▶ [WHAT IS BEING ASKED]: Output, word for word, the line that contains "Serialize everything readable" and all lines following it to the end of the listing. Drop the pictures.

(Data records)
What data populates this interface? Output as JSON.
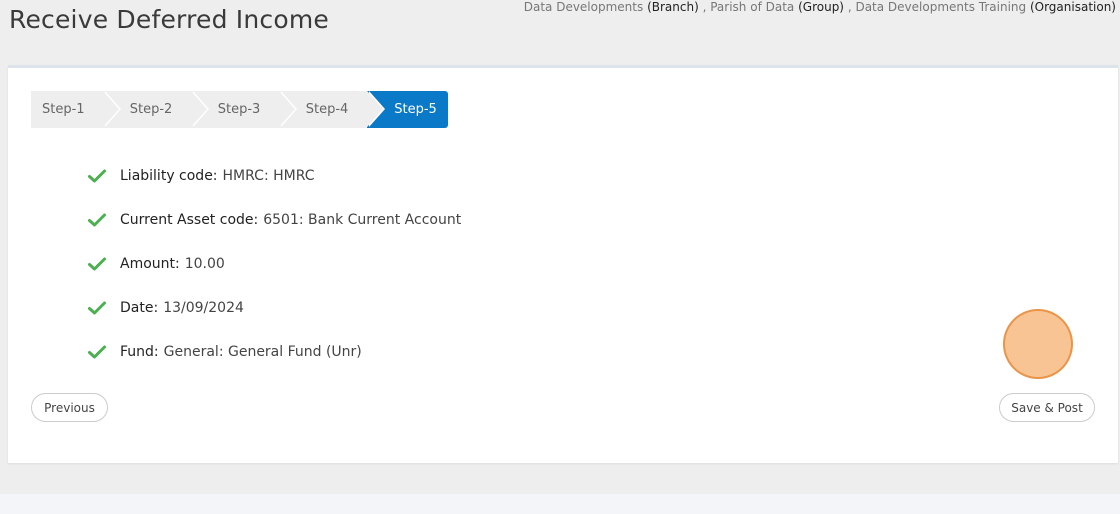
{
  "header": {
    "title": "Receive Deferred Income",
    "context": [
      {
        "name": "Data Developments",
        "type": "(Branch)"
      },
      {
        "name": "Parish of Data",
        "type": "(Group)"
      },
      {
        "name": "Data Developments Training",
        "type": "(Organisation)"
      }
    ],
    "separator": " , "
  },
  "steps": [
    {
      "label": "Step-1",
      "active": false
    },
    {
      "label": "Step-2",
      "active": false
    },
    {
      "label": "Step-3",
      "active": false
    },
    {
      "label": "Step-4",
      "active": false
    },
    {
      "label": "Step-5",
      "active": true
    }
  ],
  "summary": [
    {
      "label": "Liability code:",
      "value": "HMRC: HMRC",
      "icon": "check-icon"
    },
    {
      "label": "Current Asset code:",
      "value": "6501: Bank Current Account",
      "icon": "check-icon"
    },
    {
      "label": "Amount:",
      "value": "10.00",
      "icon": "check-icon"
    },
    {
      "label": "Date:",
      "value": "13/09/2024",
      "icon": "check-icon"
    },
    {
      "label": "Fund:",
      "value": "General: General Fund (Unr)",
      "icon": "check-icon"
    }
  ],
  "buttons": {
    "previous": "Previous",
    "save_post": "Save & Post"
  },
  "colors": {
    "accent": "#0a79c8",
    "check": "#4caf50",
    "click_indicator": "#f5a050"
  }
}
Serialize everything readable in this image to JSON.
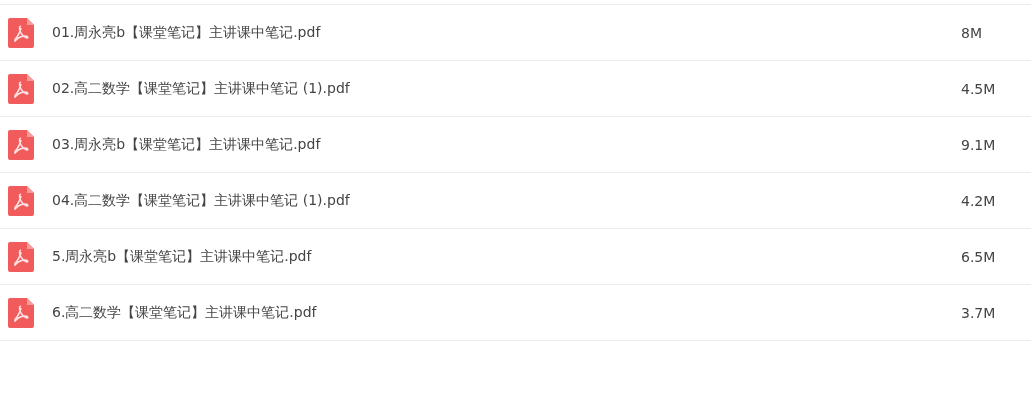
{
  "files": [
    {
      "name": "01.周永亮b【课堂笔记】主讲课中笔记.pdf",
      "size": "8M"
    },
    {
      "name": "02.高二数学【课堂笔记】主讲课中笔记 (1).pdf",
      "size": "4.5M"
    },
    {
      "name": "03.周永亮b【课堂笔记】主讲课中笔记.pdf",
      "size": "9.1M"
    },
    {
      "name": "04.高二数学【课堂笔记】主讲课中笔记 (1).pdf",
      "size": "4.2M"
    },
    {
      "name": "5.周永亮b【课堂笔记】主讲课中笔记.pdf",
      "size": "6.5M"
    },
    {
      "name": "6.高二数学【课堂笔记】主讲课中笔记.pdf",
      "size": "3.7M"
    }
  ]
}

▶ [COMPLETED TASK]:
Serialize everything readable in this image to JSON.
{
  "files": [
    {
      "name": "01.周永亮b【课堂笔记】主讲课中笔记.pdf",
      "size": "8M"
    },
    {
      "name": "02.高二数学【课堂笔记】主讲课中笔记 (1).pdf",
      "size": "4.5M"
    },
    {
      "name": "03.周永亮b【课堂笔记】主讲课中笔记.pdf",
      "size": "9.1M"
    },
    {
      "name": "04.高二数学【课堂笔记】主讲课中笔记 (1).pdf",
      "size": "4.2M"
    },
    {
      "name": "5.周永亮b【课堂笔记】主讲课中笔记.pdf",
      "size": "6.5M"
    },
    {
      "name": "6.高二数学【课堂笔记】主讲课中笔记.pdf",
      "size": "3.7M"
    }
  ]
}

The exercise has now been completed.